TASKS TO COMPLETE:
1 – In the passage on the iMac Pro, what configuration does Mann recommend for photographers?
2 – Pick up the passage on the iMac Pro review after its last sentence and carry it forward.

Mann's review focuses heavily on the experience of editing with the iMac Pro rather than on raw speed and performance alone, making it an interesting look at how the iMac Pro performs on a day to day basis in a photography workflow.


According to Mann, without the power of the iMac Pro, he would not have been able to do certain things, like create the high-resolution multi-image panoramas featured in his review. A panorama composed of 14 images at 100 megapixels each would not even process on the MacBook Pro, he said, while the iMac Pro handled it with no issue.
Without the Hasselblad's ultra sharp clarity, I couldn't have captured the Superpano above, and without the iMac Pro, I simply wouldn't have attempted to assemble it. But now, informed by this gear, I'm asking myself new questions like, "Where could I install an extremely high-res, 30-foot panorama in print?"
For photographers, Mann recommends a 10-core iMac Pro with 128GB of RAM and a 4TB SSD to future proof the machine as it is not user upgradeable for the most part. "My advice when upgrading your machine at any time is to give yourself as much room to grow as possible," he said.

One of Mann's Antarctica shots, edited with iMac Pro​

Mann said that his favorite iMac Pro features are reliable support for wireless input devices, which includes the Magic Keyboard and the Magic Mouse 2 (both of these can be charged via Lightning and don't require batteries), a swappable VESA mount for different workflows and conditions, and the FaceTime camera, which was much improved over the camera in his MacBook Pro. He did say, though, that he wished the Magic Mouse 2 was usable while charging and that he'd like to see more software that's optimized to take advantage of the machine.

(Bounding box entries)
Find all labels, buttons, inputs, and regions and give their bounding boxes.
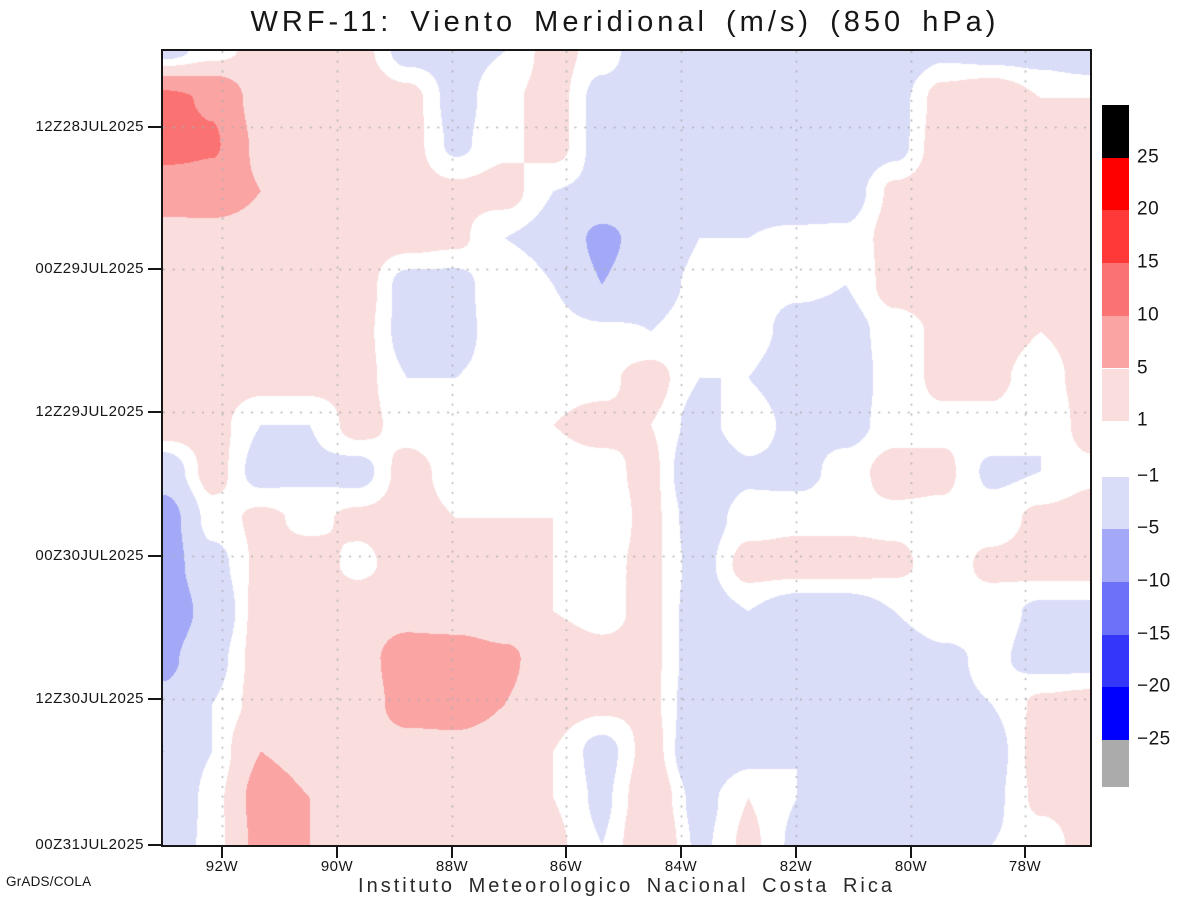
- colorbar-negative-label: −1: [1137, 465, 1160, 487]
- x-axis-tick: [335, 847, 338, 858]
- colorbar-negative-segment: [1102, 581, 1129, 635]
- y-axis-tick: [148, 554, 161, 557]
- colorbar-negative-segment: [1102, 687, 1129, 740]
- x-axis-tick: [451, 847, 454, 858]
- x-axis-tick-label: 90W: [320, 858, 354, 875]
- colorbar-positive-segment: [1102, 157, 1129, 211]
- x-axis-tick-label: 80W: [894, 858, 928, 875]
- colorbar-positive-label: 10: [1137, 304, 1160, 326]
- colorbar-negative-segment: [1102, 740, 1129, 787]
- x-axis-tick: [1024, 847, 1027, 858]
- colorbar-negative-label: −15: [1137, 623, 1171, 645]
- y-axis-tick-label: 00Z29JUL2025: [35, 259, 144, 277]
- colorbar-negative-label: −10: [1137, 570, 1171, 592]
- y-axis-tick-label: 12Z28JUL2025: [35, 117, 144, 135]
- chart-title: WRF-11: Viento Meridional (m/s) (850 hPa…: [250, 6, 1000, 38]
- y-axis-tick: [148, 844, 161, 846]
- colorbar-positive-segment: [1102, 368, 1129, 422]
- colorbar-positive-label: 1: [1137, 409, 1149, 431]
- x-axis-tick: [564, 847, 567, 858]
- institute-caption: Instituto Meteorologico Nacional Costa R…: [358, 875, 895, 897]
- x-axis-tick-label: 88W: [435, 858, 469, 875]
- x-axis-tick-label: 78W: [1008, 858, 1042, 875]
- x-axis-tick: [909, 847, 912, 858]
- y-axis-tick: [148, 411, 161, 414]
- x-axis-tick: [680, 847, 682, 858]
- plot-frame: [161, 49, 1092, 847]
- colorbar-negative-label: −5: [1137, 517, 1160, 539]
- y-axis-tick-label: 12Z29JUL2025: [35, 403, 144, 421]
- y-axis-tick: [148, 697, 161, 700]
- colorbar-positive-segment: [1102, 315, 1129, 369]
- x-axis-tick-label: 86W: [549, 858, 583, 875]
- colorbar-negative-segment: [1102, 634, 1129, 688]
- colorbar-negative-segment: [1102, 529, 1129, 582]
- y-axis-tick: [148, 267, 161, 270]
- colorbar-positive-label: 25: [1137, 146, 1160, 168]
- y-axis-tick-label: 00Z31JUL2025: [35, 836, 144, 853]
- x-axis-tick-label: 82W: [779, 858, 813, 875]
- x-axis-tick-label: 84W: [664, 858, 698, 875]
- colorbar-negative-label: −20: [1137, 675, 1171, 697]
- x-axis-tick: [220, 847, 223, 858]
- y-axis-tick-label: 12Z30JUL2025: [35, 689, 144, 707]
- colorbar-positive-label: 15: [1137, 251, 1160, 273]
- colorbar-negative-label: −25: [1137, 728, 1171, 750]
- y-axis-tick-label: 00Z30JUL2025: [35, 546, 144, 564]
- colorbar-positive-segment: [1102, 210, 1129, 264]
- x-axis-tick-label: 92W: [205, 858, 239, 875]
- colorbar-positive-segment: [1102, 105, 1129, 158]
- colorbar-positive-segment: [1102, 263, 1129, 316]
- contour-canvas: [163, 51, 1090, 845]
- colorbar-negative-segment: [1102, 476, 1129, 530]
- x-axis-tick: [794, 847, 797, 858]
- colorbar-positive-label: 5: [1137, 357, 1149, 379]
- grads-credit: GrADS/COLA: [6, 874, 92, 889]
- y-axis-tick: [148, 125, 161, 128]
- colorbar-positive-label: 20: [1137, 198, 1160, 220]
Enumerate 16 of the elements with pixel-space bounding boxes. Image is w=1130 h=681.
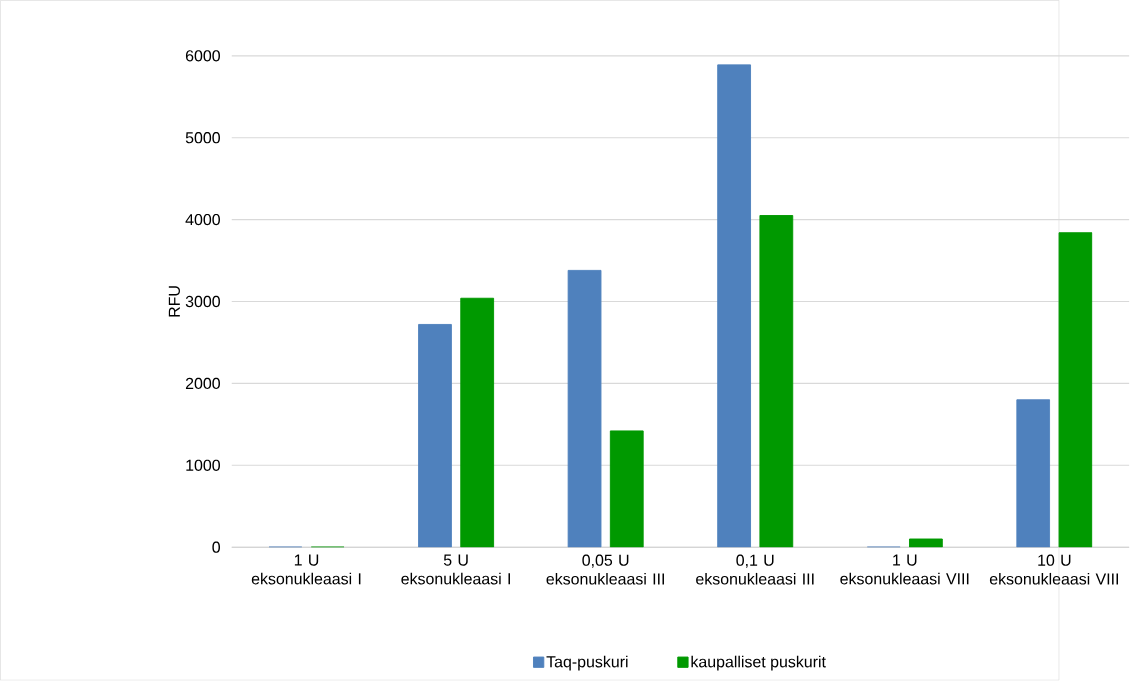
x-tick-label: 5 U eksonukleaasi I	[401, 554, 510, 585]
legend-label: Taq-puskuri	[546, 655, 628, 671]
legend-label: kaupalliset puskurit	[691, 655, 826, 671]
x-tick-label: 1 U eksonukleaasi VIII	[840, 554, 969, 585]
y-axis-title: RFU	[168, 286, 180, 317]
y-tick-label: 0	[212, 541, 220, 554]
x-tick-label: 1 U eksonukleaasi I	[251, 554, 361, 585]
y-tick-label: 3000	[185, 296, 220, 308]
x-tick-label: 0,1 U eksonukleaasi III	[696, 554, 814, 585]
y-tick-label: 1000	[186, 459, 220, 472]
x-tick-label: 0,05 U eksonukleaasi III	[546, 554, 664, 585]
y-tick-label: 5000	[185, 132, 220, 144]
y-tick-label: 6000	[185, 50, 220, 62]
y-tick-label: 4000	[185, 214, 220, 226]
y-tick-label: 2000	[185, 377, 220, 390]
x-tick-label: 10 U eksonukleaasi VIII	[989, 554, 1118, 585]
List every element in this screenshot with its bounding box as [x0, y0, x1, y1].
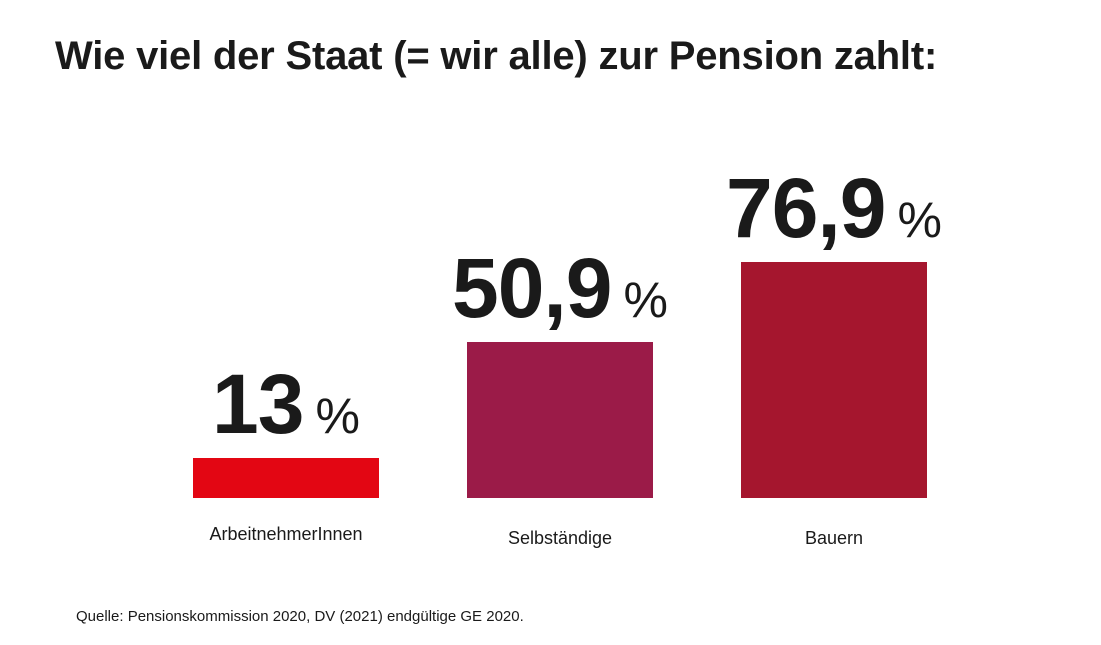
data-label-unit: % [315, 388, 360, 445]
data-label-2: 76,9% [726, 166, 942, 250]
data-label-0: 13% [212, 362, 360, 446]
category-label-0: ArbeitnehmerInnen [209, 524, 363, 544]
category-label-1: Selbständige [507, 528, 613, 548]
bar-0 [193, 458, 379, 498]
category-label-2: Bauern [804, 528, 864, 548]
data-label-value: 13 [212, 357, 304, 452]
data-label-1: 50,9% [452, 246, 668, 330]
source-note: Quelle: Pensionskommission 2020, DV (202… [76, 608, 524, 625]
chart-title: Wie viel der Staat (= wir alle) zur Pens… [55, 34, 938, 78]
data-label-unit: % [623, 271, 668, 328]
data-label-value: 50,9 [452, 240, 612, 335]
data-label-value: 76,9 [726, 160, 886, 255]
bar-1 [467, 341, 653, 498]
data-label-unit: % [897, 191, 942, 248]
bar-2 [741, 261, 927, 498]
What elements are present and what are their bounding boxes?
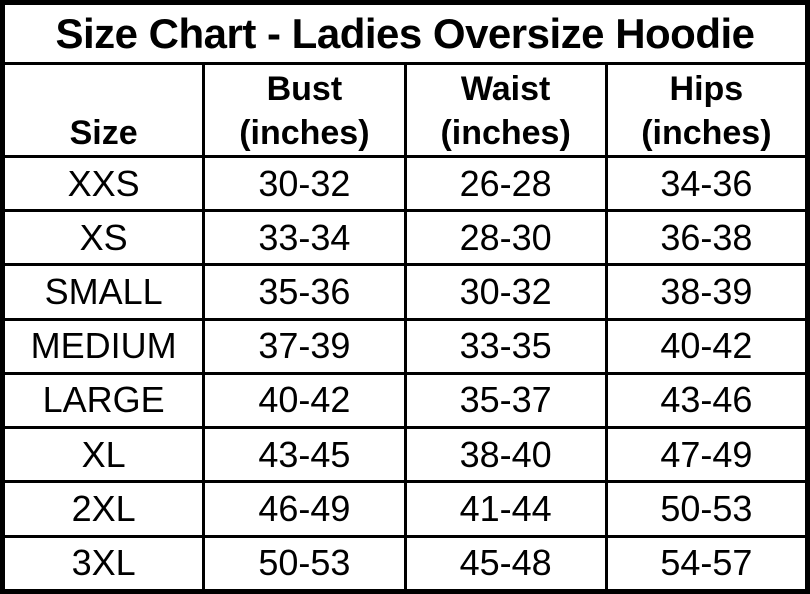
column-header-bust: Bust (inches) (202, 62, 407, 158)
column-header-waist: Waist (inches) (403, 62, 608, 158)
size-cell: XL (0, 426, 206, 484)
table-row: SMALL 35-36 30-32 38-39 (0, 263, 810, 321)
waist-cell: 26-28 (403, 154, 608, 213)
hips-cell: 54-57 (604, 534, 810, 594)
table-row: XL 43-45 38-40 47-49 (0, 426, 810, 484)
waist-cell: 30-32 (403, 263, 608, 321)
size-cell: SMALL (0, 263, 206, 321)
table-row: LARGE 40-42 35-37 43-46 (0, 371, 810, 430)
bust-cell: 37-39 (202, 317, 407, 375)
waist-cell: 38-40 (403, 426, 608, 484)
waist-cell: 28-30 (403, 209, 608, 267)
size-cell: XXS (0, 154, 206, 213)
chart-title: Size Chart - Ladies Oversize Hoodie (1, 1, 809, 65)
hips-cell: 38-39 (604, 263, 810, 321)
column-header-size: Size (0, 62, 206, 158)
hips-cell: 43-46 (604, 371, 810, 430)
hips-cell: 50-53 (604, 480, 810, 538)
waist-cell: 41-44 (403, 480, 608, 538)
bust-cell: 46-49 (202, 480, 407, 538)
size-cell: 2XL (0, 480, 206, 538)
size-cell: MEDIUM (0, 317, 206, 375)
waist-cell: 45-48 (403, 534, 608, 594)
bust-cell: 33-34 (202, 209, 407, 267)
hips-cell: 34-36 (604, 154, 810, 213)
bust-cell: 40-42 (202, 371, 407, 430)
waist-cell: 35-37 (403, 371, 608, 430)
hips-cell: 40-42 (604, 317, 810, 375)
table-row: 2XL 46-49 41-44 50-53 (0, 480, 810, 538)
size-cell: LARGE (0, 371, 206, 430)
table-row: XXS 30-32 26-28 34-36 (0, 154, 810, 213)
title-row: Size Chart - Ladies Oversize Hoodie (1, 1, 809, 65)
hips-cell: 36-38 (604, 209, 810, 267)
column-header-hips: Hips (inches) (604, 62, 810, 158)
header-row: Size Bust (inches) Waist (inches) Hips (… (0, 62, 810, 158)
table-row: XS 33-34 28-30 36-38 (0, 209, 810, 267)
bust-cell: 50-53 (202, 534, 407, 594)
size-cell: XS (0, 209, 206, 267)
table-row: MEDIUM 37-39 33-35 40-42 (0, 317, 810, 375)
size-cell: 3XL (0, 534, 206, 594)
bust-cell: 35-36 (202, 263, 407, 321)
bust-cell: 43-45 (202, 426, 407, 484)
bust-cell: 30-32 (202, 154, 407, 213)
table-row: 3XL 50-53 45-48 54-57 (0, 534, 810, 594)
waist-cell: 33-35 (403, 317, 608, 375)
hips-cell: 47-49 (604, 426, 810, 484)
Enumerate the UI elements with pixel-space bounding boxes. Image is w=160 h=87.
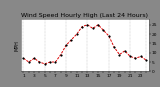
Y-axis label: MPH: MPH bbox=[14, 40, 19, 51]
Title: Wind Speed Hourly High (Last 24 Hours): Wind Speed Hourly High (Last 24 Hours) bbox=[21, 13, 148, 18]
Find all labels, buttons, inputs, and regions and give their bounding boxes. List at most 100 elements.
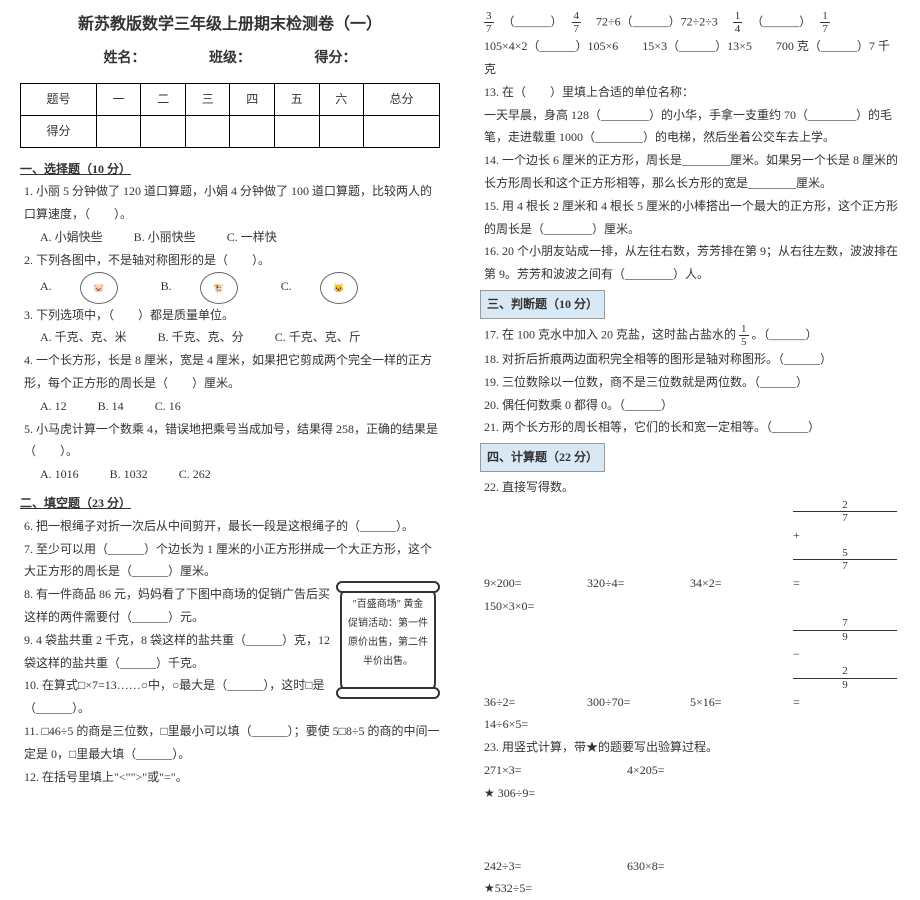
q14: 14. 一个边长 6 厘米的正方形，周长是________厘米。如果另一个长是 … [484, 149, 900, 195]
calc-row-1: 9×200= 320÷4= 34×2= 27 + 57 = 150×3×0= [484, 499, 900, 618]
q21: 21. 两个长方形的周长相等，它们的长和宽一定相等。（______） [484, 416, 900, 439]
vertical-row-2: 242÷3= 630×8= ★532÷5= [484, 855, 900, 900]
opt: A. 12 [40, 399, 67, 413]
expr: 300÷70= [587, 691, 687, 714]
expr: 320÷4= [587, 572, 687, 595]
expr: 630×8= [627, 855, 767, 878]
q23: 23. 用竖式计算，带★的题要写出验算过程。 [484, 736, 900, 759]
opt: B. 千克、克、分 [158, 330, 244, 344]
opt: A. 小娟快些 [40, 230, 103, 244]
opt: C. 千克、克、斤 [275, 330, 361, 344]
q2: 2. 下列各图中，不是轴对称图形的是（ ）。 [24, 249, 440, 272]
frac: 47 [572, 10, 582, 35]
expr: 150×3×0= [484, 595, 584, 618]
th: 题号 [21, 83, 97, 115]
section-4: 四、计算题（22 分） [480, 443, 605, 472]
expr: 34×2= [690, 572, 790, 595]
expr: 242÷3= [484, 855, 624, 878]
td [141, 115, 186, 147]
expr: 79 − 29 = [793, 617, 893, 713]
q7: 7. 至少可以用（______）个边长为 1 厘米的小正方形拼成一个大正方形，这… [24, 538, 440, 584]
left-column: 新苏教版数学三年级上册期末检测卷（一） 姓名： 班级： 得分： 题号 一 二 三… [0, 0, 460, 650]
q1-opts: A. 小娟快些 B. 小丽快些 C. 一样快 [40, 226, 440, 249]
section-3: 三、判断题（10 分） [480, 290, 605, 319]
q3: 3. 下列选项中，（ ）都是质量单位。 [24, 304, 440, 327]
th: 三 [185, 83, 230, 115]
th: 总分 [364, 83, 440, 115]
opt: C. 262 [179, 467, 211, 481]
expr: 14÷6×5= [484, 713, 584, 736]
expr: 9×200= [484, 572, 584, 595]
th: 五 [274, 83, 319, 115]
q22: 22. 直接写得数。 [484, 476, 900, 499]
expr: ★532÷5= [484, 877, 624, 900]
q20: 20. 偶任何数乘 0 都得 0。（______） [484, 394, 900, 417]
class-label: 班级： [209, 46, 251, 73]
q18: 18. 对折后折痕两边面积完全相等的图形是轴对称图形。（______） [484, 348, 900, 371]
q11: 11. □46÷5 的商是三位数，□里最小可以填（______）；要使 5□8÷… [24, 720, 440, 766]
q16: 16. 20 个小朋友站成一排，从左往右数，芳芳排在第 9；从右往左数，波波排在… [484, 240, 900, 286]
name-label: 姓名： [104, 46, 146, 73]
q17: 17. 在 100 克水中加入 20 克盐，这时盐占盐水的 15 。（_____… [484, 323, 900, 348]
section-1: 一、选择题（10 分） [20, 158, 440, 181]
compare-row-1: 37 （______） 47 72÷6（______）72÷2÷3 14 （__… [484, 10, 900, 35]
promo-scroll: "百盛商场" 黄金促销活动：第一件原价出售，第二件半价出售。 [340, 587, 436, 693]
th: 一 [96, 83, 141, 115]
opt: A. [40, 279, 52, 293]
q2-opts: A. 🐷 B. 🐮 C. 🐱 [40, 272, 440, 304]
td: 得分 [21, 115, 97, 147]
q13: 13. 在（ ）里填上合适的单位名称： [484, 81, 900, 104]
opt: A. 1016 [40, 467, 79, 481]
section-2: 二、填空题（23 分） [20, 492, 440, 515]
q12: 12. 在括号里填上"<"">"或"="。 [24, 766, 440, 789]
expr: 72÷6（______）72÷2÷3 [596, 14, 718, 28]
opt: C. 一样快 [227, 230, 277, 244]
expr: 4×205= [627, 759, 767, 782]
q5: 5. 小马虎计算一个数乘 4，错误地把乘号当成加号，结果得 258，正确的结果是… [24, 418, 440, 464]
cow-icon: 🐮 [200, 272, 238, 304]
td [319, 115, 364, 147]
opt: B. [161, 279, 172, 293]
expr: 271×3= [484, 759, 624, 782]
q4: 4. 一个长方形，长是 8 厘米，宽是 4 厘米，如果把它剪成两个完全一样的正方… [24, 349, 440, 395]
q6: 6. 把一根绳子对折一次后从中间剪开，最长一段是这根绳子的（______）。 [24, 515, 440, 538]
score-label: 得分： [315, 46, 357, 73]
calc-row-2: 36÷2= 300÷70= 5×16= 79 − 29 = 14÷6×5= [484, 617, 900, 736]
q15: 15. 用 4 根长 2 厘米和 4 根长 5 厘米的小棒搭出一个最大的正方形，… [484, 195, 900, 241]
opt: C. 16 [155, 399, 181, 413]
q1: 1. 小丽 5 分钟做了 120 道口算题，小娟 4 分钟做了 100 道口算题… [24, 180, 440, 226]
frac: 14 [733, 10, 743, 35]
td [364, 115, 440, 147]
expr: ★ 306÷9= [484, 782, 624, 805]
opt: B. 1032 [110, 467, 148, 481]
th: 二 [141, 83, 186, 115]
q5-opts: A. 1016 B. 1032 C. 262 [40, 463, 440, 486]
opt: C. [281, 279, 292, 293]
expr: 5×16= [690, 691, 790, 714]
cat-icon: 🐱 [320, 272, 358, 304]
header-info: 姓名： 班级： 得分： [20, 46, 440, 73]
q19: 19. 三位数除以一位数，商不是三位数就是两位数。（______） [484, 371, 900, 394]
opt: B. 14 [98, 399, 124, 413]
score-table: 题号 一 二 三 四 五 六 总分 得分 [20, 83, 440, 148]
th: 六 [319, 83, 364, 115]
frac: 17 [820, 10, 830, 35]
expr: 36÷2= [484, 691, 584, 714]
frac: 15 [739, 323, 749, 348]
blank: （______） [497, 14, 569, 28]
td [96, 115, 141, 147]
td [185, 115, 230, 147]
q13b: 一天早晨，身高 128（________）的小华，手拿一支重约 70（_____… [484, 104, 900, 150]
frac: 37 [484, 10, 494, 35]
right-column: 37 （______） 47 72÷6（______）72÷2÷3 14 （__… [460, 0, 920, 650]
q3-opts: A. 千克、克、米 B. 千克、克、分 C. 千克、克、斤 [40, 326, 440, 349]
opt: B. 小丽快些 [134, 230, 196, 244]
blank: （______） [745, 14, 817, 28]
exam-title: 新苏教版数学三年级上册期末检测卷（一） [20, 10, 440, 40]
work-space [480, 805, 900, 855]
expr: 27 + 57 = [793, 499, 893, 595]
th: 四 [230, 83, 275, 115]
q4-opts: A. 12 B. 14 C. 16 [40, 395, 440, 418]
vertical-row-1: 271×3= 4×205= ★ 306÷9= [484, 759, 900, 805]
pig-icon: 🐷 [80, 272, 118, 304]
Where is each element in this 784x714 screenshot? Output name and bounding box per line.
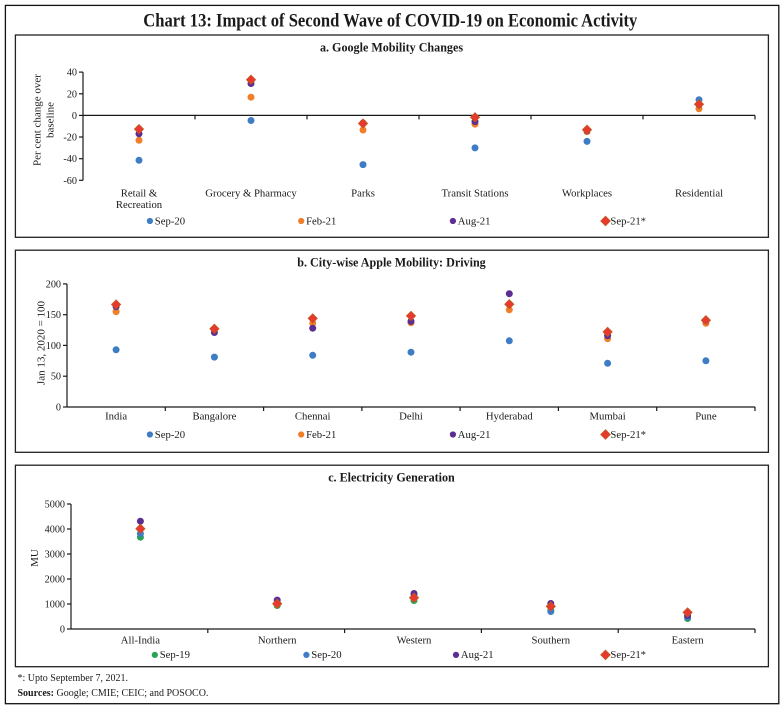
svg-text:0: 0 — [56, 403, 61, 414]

TASK-BY-TASK RESULTS:
1 – A 10-core iMac Pro with 128GB of RAM and a 4TB SSD.

2 –
Speed, while not the main focus of the review, was an important factor for Mann. The machine, compared to his in-the-field equipment that includes a MacBook Pro, was "insanely fast." Exporting 20 RAW images took 61 seconds, compared to 185 seconds on the MacBook Pro, while assembling an 8-image panorama took 33 seconds on the iMac Pro, compared to 357 seconds on the MacBook Pro. Mann describes how much time can be saved with the iMac Pro:
As a professional photographer, let's conservatively hypothesize you shoot and process 25,000 images a year. Let's say the difference of choosing the faster computer saves you one second per image. That's 25,000 seconds, which is 416 minutes, which is about 7 hours. Remember, this on the assumption of one second per image. As a creative pro, what's the time worth to you?
Mann also used an older 15-inch MacBook Pro for saving media while in the field, a 10.5-inch iPad Pro for in-field editing with Lightroom, and the iPhone X for quick shots and panoramas not captured with the Hasselblad H6D-100c or the Sony A9 that he also brought along.

A superpano assembled on the iMac Pro, with 100% crops from the panorama located underneath​

Mann's full review, which also delves into his personal history with the iMac and traveling with the iMac Pro, will be of interest to photographers, videographers, and other creatives who are considering an iMac Pro desktop machine to bolster their workflows.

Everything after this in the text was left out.